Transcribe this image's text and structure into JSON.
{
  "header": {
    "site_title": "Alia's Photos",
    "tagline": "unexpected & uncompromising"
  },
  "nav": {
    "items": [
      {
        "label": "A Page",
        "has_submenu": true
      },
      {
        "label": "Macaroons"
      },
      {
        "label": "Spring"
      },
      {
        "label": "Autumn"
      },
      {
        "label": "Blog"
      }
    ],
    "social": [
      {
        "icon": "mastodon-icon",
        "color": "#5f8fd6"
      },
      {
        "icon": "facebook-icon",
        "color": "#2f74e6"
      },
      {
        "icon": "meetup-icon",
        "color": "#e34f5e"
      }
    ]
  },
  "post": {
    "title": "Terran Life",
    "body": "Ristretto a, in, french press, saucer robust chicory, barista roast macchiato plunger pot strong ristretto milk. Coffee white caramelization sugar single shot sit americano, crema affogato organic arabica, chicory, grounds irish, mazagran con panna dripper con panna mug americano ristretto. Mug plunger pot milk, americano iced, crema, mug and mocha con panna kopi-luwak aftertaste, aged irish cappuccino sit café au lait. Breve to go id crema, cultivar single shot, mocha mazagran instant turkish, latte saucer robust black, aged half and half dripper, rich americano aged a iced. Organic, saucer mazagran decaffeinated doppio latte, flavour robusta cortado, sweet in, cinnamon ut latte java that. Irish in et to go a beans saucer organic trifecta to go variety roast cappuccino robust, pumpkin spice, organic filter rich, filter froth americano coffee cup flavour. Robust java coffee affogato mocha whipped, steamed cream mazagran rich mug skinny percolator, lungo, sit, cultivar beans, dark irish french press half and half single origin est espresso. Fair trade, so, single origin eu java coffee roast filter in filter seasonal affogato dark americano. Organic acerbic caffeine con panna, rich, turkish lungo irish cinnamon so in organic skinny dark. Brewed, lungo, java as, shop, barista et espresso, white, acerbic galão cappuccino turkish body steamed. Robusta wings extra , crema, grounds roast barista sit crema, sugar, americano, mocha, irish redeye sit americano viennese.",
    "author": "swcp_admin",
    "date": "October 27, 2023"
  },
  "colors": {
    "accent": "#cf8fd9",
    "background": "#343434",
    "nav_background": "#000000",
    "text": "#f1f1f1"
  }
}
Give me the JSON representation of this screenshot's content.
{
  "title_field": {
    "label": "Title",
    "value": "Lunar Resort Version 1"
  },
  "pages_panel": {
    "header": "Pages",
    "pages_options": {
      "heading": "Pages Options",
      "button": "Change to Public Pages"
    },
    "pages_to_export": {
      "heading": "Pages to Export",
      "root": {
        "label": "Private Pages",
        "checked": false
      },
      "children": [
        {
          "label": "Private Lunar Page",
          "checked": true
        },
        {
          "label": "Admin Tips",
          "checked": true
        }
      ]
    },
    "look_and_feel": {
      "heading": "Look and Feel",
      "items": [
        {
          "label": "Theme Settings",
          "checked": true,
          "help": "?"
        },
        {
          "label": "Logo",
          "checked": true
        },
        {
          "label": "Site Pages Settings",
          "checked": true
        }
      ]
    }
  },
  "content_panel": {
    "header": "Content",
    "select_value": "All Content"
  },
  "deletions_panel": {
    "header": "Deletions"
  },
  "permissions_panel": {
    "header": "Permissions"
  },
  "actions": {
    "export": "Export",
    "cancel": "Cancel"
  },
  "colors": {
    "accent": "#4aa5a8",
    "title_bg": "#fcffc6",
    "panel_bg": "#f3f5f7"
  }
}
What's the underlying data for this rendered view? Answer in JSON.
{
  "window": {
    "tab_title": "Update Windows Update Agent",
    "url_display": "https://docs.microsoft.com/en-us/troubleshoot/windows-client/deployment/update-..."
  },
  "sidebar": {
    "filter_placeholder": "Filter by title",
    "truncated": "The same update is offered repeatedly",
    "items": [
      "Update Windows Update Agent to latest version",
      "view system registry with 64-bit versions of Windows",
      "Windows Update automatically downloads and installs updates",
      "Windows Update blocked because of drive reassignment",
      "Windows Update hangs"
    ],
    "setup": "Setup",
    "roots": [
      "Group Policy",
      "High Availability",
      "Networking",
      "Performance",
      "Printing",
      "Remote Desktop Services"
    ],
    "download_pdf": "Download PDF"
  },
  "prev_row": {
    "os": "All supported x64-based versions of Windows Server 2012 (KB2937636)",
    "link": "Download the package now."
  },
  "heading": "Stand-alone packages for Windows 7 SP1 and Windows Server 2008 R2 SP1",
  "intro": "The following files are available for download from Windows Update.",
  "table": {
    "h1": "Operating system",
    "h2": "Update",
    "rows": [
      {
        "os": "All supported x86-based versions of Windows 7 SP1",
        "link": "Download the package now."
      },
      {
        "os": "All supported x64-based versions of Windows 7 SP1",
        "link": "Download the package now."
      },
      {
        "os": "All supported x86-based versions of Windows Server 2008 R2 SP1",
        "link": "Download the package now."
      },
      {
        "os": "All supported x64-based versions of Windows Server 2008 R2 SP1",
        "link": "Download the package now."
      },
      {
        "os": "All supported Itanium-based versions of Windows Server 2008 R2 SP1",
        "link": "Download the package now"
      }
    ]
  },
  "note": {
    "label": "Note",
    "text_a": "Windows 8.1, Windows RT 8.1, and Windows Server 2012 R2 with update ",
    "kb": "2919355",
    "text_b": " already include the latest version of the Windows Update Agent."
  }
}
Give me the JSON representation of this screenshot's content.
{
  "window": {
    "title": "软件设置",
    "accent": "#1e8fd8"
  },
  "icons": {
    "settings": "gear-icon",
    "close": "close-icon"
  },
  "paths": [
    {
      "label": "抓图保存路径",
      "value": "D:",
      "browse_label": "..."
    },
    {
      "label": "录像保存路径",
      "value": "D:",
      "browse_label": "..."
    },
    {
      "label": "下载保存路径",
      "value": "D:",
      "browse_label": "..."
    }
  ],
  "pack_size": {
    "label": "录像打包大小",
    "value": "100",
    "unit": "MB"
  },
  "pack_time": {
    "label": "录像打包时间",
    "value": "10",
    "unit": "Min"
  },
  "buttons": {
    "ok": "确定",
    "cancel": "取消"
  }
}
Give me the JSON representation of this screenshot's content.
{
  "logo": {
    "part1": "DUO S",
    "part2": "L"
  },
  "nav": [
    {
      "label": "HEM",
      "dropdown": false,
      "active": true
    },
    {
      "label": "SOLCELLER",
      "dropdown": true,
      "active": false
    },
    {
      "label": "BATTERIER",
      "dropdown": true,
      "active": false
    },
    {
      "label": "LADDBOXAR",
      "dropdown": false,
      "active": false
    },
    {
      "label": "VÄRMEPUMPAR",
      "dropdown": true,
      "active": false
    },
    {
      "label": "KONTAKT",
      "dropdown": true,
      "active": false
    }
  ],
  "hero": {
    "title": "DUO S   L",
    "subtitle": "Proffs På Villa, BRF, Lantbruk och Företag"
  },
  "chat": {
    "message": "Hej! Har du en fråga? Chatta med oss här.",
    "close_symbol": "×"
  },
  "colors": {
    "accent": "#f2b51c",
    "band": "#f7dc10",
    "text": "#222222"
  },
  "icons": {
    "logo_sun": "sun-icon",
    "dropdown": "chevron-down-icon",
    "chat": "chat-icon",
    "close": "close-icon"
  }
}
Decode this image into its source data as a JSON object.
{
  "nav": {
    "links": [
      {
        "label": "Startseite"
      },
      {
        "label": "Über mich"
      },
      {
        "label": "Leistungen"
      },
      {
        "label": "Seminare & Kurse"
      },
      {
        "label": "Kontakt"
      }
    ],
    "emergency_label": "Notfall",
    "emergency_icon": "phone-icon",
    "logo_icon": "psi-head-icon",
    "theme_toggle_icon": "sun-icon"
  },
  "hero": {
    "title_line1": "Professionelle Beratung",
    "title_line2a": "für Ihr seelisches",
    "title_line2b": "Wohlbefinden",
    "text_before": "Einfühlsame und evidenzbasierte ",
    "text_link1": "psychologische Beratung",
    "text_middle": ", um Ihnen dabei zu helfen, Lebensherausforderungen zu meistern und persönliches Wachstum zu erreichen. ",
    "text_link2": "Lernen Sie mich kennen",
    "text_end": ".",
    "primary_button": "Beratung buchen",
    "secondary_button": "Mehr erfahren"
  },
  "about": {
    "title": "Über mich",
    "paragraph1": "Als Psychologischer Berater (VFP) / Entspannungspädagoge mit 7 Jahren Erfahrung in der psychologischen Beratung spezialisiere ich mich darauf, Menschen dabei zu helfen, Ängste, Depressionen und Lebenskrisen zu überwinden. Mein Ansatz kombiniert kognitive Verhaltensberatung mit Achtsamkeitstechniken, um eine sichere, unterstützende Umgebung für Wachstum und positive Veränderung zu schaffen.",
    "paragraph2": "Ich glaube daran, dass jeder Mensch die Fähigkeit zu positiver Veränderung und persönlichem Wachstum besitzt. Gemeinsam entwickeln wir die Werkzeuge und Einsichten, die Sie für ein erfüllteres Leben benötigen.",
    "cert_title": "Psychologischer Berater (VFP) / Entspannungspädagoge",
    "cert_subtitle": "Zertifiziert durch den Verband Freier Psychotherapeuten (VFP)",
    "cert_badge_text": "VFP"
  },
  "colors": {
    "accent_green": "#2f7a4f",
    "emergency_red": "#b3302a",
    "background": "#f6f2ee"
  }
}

• • • •

Your instructions
Take every line that includes the string "data" and copy it.

Finished answer
What's the underlying data for this rendered view? Answer in JSON.
Decode this image into its source data as a JSON object.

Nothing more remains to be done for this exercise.